● **Data supplied**:
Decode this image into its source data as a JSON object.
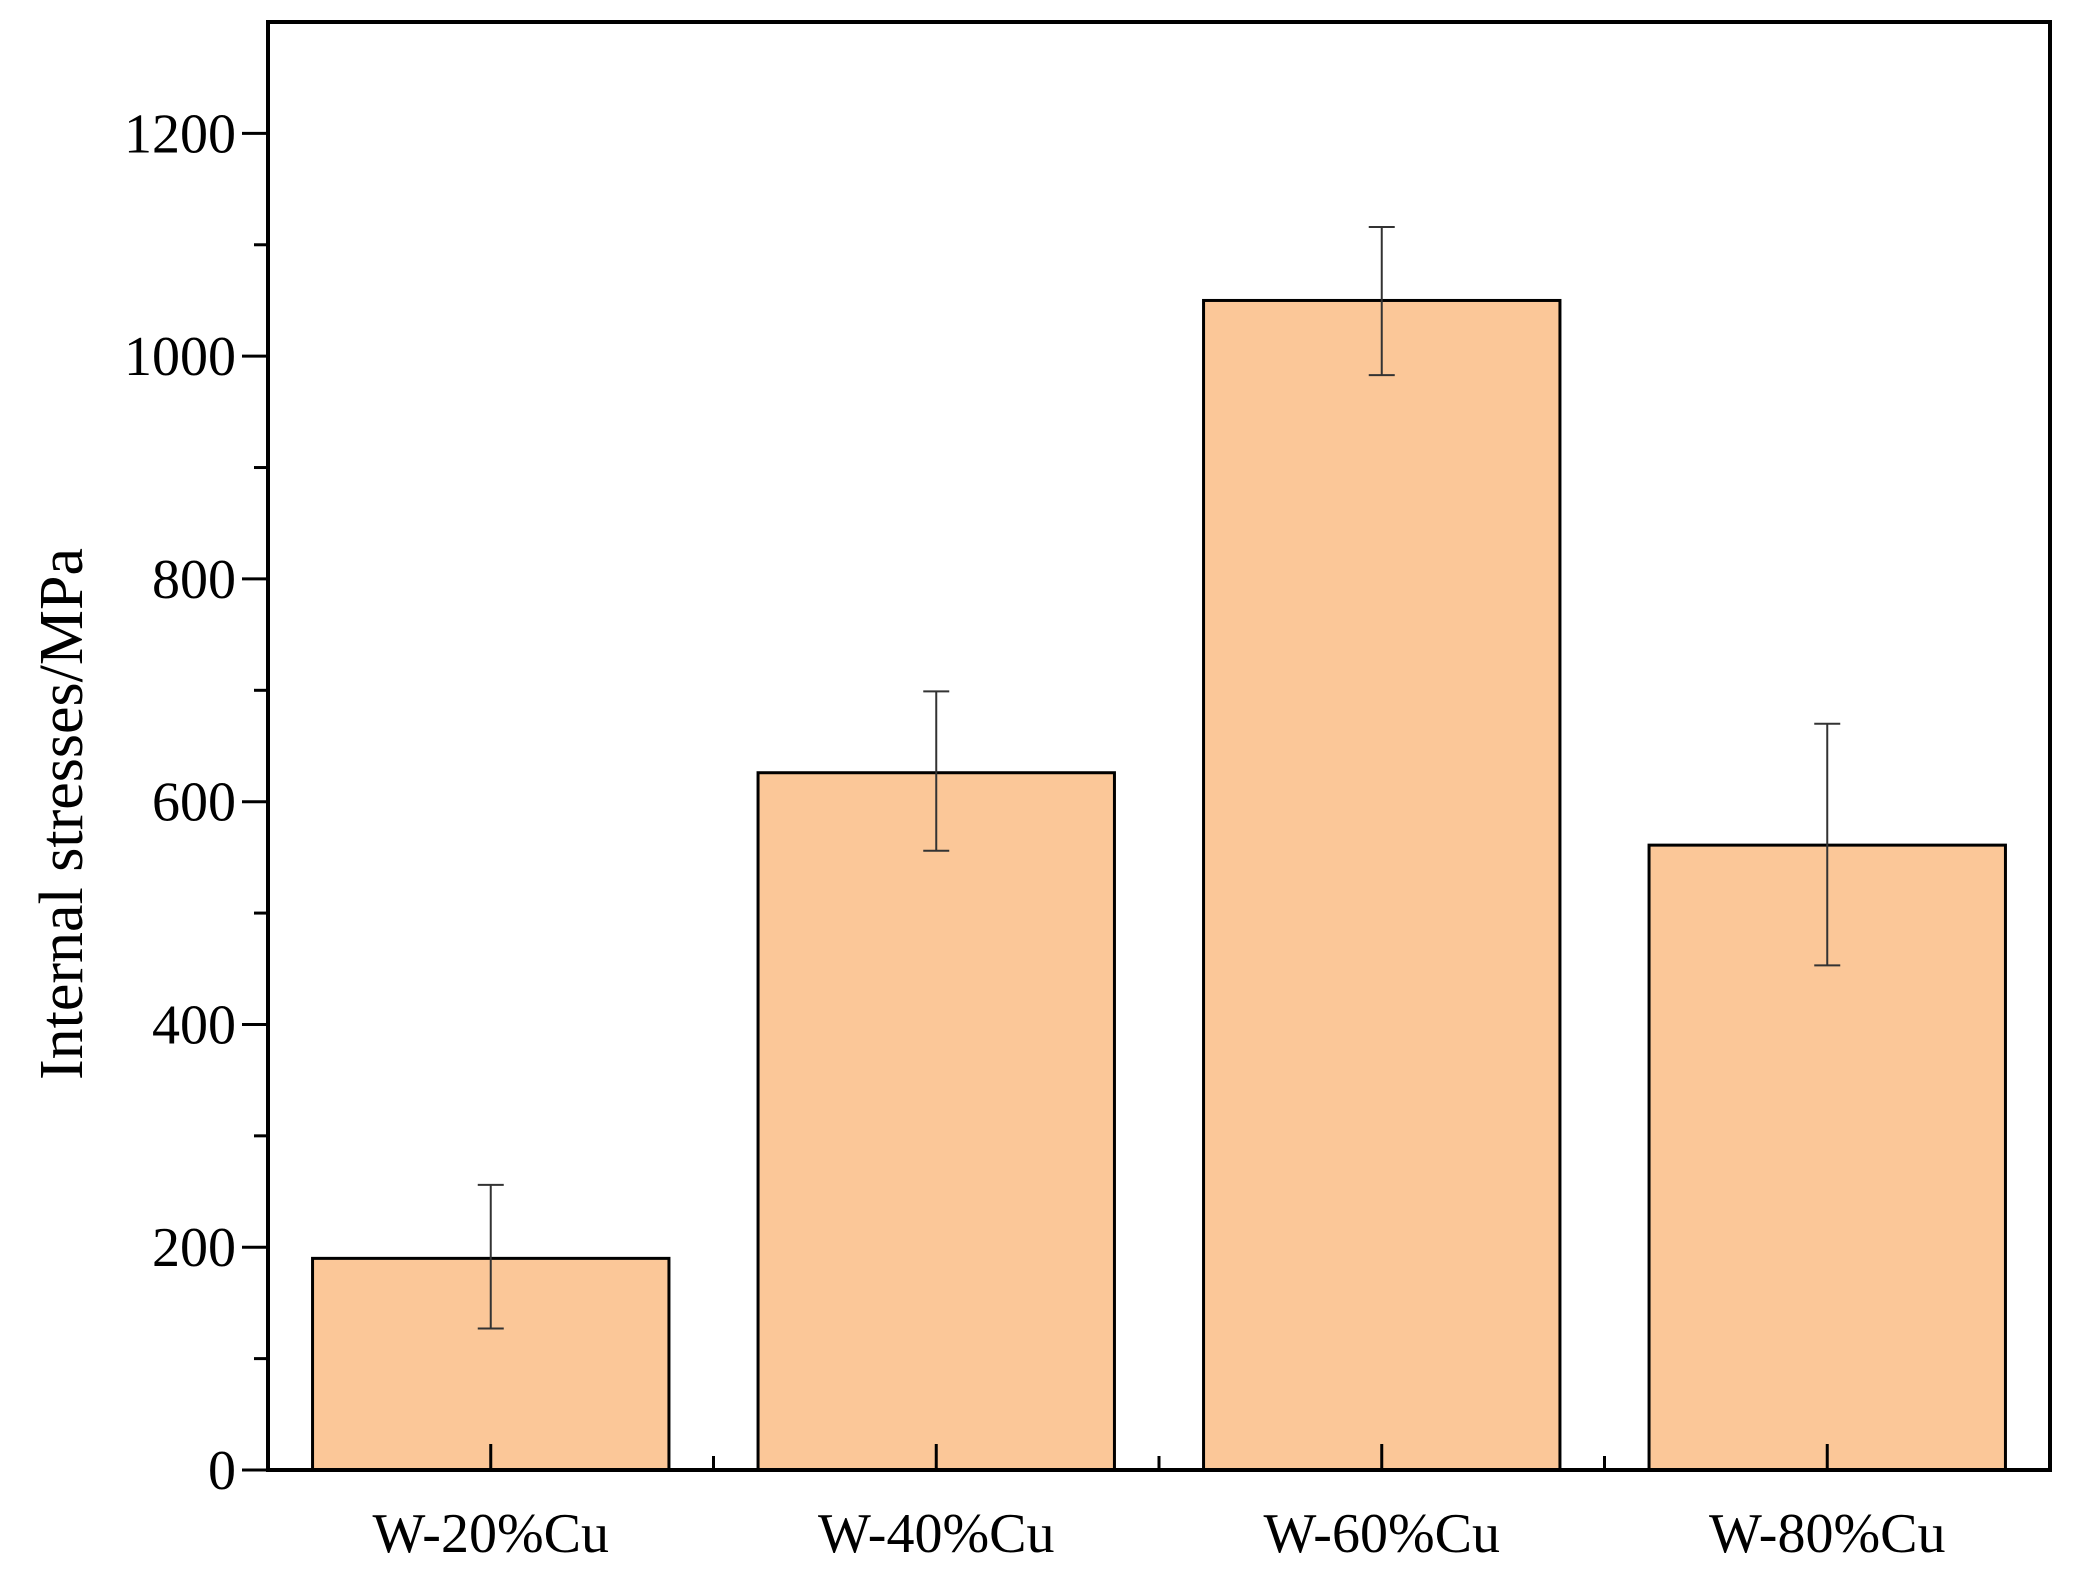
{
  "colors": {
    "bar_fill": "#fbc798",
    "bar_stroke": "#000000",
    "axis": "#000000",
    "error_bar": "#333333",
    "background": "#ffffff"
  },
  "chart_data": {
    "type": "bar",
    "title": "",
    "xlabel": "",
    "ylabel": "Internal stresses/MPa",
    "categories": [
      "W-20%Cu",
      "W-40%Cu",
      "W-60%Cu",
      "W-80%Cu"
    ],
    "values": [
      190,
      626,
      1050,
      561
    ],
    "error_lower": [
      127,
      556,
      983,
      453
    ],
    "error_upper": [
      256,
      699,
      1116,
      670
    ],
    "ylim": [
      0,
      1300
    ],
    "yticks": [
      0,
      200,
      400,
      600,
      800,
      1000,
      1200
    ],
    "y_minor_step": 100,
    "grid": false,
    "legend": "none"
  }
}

● **What the task requires**: Write the listing out a second time exactly, dropping all images.

● **Solution to the exercise**:
Decode this image into its source data as a JSON object.
{
  "colors": {
    "bar_fill": "#fbc798",
    "bar_stroke": "#000000",
    "axis": "#000000",
    "error_bar": "#333333",
    "background": "#ffffff"
  },
  "chart_data": {
    "type": "bar",
    "title": "",
    "xlabel": "",
    "ylabel": "Internal stresses/MPa",
    "categories": [
      "W-20%Cu",
      "W-40%Cu",
      "W-60%Cu",
      "W-80%Cu"
    ],
    "values": [
      190,
      626,
      1050,
      561
    ],
    "error_lower": [
      127,
      556,
      983,
      453
    ],
    "error_upper": [
      256,
      699,
      1116,
      670
    ],
    "ylim": [
      0,
      1300
    ],
    "yticks": [
      0,
      200,
      400,
      600,
      800,
      1000,
      1200
    ],
    "y_minor_step": 100,
    "grid": false,
    "legend": "none"
  }
}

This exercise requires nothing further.